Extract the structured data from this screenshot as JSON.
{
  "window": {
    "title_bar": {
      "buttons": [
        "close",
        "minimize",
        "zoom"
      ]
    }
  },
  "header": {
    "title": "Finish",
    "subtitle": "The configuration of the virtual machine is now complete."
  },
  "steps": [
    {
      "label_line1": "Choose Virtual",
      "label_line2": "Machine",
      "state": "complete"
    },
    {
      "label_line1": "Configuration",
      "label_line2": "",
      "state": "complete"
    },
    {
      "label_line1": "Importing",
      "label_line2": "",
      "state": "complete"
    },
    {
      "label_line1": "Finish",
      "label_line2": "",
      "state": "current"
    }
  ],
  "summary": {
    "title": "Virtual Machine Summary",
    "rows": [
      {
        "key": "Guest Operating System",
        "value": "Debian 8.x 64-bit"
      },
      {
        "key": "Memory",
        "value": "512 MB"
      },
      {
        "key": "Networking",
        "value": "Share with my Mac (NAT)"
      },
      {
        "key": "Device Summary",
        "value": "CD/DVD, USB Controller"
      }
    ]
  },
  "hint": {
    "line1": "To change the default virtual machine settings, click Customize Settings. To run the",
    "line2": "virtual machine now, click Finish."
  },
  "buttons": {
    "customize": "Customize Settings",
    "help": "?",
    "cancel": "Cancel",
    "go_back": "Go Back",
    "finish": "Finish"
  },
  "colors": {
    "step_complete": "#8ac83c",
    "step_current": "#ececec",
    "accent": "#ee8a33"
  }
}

---------------

In the records, locate each line holding the string "Finish" and copy it.

FINAL ANSWER >>
    "title": "Finish",
      "label_line1": "Finish",
    "line2": "virtual machine now, click Finish."
    "finish": "Finish"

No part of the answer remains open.